### Data to examine
────

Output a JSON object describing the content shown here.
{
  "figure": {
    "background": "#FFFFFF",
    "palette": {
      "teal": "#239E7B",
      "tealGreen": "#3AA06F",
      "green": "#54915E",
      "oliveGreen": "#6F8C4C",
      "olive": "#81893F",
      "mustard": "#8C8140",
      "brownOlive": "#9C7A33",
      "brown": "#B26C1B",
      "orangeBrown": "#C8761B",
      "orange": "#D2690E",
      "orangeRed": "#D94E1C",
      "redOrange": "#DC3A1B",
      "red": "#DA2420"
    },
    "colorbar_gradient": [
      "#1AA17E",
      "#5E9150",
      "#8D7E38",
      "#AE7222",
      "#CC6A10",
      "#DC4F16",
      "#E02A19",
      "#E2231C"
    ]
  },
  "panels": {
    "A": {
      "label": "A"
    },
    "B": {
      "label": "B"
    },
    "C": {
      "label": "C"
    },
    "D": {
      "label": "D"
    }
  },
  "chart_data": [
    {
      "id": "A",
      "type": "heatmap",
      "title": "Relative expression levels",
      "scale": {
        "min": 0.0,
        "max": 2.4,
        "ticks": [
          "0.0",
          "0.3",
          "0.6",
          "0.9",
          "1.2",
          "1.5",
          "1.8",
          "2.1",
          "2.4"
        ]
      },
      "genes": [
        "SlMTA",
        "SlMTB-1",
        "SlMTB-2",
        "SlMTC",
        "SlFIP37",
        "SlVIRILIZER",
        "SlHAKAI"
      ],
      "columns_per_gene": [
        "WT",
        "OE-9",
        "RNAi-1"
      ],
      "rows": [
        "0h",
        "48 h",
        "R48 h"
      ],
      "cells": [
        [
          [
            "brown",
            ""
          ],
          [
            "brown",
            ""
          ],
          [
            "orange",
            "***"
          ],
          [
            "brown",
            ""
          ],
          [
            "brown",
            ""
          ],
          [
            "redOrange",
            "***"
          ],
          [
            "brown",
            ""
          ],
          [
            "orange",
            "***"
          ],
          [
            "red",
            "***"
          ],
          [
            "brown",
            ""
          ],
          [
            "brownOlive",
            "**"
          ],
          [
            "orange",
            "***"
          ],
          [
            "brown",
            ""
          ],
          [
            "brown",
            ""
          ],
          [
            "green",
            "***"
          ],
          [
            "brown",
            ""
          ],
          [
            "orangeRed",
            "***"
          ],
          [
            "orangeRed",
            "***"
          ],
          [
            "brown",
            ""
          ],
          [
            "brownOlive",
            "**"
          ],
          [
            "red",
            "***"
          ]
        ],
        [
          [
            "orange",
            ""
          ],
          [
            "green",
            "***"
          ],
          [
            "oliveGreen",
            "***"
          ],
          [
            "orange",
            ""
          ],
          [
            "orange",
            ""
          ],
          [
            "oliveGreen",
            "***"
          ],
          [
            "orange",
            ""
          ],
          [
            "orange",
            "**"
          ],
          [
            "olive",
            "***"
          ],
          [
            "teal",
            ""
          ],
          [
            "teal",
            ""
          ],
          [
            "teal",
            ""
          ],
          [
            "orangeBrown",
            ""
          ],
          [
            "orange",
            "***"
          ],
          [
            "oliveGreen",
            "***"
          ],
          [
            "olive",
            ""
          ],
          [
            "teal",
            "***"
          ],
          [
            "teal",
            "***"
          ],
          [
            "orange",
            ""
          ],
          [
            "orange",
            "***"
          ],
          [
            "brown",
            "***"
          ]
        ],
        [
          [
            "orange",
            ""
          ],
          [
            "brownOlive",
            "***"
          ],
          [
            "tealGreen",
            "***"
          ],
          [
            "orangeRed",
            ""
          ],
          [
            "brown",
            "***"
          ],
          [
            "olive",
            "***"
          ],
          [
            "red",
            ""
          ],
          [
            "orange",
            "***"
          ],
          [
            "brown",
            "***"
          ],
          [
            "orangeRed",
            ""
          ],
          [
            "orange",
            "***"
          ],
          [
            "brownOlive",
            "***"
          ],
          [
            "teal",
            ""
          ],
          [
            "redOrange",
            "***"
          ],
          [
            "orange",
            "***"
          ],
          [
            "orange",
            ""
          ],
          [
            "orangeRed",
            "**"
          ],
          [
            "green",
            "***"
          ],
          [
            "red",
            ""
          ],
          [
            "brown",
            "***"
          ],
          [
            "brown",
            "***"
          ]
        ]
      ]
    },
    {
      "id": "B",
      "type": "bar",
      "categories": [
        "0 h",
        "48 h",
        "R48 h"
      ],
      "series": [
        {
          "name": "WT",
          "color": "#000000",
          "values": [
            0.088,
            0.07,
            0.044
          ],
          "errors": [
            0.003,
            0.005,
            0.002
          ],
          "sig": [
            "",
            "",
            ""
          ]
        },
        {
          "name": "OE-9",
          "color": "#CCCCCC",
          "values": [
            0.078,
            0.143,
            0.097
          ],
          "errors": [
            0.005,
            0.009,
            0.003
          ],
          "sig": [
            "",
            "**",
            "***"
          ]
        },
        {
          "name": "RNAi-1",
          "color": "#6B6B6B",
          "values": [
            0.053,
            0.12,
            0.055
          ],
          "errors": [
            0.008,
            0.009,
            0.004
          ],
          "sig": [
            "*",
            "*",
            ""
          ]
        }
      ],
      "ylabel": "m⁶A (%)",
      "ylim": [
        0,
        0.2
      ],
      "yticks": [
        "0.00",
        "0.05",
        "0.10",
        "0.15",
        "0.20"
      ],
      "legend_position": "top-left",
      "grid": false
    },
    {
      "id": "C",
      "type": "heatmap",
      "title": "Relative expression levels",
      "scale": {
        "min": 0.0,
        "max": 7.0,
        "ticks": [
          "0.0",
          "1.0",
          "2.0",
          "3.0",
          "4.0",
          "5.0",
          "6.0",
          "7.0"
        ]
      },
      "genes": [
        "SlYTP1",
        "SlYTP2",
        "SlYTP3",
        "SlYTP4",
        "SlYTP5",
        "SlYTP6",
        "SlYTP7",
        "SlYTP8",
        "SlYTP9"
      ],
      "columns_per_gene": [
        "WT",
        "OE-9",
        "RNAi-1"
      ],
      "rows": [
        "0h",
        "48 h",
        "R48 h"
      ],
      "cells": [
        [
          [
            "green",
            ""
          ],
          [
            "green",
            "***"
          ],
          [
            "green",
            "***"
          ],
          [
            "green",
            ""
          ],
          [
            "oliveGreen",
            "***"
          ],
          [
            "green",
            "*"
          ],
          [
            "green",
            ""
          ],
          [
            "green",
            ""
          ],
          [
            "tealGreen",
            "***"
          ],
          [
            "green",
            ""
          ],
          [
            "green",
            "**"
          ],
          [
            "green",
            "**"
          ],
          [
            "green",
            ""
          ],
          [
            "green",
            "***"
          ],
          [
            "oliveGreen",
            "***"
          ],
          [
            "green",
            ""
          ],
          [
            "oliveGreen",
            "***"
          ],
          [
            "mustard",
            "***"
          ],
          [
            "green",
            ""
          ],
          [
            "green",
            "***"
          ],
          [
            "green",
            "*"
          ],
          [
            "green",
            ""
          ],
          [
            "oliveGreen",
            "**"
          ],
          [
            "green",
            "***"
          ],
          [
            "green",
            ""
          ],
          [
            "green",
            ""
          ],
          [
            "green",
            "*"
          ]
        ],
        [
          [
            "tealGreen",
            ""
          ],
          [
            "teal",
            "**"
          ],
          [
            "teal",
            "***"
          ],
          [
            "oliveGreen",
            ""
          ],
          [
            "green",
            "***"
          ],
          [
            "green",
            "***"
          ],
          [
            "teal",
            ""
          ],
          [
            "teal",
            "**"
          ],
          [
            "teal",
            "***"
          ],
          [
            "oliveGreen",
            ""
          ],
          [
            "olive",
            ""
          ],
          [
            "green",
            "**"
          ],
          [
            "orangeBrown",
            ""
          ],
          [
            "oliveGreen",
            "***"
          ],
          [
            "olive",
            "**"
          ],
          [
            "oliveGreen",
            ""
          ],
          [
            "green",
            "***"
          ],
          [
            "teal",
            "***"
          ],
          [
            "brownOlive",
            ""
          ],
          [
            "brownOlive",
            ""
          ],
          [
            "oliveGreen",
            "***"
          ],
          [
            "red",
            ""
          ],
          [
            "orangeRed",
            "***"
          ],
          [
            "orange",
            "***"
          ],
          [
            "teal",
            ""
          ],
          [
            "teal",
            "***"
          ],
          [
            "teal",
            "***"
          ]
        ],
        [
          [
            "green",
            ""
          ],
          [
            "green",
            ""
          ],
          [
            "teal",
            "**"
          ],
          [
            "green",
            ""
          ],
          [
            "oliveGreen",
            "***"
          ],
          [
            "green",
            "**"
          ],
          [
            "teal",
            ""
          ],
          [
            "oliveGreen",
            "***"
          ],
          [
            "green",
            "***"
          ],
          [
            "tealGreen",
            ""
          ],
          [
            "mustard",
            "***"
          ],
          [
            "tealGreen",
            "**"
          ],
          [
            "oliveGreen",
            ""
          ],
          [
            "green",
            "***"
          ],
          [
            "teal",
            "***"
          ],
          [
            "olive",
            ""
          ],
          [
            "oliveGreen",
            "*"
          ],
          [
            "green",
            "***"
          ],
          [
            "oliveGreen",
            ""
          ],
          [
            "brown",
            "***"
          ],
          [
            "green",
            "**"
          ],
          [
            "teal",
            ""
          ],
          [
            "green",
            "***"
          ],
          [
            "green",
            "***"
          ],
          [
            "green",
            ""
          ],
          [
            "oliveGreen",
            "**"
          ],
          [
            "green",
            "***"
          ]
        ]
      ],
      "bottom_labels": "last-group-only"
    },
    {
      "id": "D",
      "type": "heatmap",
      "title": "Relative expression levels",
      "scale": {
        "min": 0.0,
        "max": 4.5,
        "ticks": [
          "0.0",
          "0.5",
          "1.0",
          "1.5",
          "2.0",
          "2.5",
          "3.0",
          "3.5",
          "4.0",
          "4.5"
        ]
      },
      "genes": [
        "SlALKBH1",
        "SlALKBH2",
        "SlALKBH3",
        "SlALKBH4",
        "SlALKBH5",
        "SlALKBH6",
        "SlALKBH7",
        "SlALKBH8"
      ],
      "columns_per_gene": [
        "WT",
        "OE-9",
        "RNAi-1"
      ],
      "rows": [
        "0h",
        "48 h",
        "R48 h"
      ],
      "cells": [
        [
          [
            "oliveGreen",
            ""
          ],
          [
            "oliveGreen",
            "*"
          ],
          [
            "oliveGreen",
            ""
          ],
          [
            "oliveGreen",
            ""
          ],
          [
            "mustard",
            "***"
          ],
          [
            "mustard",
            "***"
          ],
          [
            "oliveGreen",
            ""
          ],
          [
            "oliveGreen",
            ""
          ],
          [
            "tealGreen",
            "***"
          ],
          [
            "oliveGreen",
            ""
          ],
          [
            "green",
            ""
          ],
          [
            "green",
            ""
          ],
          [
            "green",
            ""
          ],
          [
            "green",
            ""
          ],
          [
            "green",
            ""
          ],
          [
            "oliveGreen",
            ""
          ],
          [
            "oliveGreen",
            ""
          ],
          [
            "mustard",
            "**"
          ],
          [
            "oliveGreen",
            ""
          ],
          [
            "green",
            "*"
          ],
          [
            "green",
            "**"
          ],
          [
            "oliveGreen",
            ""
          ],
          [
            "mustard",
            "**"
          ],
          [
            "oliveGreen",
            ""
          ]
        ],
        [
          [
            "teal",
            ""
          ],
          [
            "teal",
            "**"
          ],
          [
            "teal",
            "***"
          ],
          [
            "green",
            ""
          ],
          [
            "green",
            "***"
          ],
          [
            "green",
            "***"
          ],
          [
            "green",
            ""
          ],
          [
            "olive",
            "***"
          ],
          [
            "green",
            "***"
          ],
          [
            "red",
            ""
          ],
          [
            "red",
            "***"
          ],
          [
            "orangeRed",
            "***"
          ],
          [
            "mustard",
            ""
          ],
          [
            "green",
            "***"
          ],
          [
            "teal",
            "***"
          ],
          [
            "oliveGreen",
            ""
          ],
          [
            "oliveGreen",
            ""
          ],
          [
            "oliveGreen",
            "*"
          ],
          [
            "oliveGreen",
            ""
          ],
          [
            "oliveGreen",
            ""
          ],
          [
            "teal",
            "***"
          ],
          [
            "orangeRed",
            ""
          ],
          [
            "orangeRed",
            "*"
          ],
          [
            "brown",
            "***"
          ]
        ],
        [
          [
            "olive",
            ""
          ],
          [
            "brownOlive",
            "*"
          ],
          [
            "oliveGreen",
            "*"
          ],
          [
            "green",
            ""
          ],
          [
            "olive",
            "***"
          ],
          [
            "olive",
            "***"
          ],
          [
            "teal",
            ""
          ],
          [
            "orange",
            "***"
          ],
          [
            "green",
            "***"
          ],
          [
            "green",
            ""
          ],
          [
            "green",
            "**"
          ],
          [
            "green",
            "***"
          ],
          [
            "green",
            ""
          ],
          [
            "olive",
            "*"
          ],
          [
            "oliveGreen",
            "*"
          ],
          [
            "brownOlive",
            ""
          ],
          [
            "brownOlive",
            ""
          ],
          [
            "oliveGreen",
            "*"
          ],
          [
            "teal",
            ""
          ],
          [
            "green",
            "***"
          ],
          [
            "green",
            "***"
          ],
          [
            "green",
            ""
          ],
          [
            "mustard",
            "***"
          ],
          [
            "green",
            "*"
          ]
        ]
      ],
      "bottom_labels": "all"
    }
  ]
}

────

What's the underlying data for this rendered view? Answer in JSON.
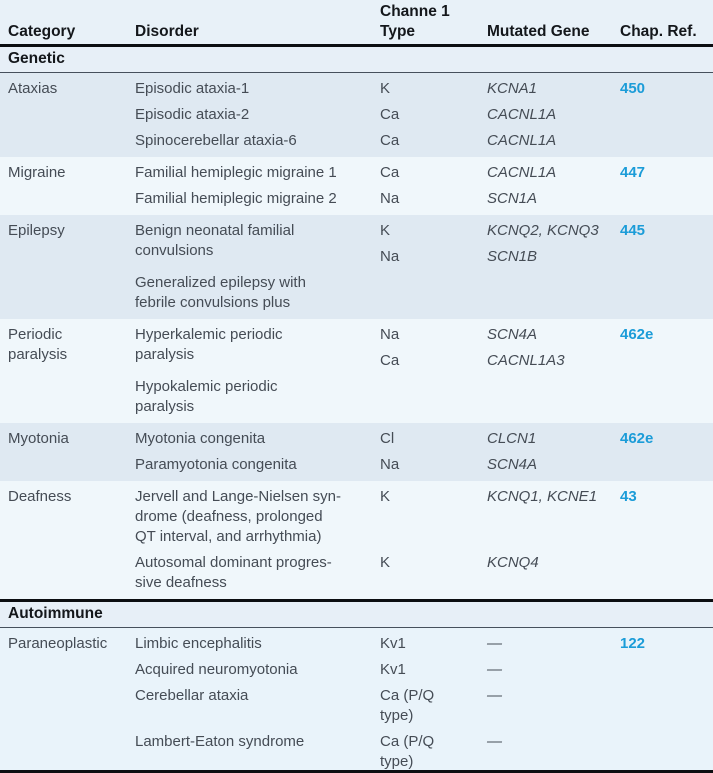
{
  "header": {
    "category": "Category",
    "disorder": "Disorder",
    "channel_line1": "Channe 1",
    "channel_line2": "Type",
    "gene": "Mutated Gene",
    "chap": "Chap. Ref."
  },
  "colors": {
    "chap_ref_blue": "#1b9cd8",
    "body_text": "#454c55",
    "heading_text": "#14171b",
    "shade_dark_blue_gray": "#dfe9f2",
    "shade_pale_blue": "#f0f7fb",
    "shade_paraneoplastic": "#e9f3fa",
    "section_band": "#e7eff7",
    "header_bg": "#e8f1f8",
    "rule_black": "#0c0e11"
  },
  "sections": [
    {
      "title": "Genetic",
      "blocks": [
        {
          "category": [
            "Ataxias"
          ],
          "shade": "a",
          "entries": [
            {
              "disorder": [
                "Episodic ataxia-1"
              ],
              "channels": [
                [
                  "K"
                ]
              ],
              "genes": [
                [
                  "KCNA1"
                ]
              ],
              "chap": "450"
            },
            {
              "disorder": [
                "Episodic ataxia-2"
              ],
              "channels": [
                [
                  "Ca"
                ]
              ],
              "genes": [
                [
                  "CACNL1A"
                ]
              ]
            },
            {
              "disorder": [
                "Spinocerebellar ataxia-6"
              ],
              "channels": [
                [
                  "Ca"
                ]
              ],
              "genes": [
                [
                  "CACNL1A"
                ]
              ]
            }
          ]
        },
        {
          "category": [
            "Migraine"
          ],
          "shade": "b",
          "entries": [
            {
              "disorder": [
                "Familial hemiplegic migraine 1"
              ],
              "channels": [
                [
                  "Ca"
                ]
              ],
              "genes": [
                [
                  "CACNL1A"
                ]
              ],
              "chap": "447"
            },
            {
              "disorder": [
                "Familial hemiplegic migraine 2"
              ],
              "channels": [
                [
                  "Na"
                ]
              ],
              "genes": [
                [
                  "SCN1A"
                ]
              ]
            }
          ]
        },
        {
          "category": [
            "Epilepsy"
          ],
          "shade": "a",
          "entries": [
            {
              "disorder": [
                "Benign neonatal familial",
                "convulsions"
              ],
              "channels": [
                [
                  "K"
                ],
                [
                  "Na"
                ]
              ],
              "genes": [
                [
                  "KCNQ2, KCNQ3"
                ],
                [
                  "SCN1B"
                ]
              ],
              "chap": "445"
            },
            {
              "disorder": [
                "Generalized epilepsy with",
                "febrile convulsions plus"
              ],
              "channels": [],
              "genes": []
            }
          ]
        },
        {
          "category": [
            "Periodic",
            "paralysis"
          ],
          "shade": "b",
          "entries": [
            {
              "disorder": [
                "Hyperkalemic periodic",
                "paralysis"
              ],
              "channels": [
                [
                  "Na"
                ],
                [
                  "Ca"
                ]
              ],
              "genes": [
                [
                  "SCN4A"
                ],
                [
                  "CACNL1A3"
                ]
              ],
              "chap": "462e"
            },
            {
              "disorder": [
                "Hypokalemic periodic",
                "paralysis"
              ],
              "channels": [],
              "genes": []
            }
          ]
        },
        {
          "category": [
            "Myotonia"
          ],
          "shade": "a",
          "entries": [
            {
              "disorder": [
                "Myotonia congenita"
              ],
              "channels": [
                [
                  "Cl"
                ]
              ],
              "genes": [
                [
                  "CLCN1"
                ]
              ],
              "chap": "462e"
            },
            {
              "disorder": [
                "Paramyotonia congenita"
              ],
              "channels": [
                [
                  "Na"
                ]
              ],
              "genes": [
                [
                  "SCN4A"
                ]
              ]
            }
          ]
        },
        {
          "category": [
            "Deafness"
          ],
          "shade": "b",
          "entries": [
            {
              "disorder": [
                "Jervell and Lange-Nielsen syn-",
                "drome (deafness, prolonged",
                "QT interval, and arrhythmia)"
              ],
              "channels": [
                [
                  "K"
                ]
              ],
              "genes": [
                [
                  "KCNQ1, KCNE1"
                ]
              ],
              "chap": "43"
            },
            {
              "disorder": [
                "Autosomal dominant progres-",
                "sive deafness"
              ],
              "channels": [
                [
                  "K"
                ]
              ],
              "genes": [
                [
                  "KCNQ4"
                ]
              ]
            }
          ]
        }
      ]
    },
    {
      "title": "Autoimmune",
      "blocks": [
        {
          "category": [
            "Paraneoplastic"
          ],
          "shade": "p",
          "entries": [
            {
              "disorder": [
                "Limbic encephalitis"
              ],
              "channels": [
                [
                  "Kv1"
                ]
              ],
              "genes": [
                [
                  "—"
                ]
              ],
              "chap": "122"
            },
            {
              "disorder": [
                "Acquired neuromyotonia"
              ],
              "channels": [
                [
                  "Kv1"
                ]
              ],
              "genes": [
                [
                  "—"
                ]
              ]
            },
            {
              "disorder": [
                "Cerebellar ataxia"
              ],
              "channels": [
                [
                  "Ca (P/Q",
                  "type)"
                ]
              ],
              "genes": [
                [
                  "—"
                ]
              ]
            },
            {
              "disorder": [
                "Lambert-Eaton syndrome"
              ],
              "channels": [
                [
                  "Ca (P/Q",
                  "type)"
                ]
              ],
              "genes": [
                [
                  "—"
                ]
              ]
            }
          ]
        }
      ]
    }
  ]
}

────

### The task
Read through the entries above, and wherever a line holds the string "JSON", copy it.

### Output of the task
Output a JSON object describing the content shown here.
What's the underlying data for this rendered view? Answer in JSON.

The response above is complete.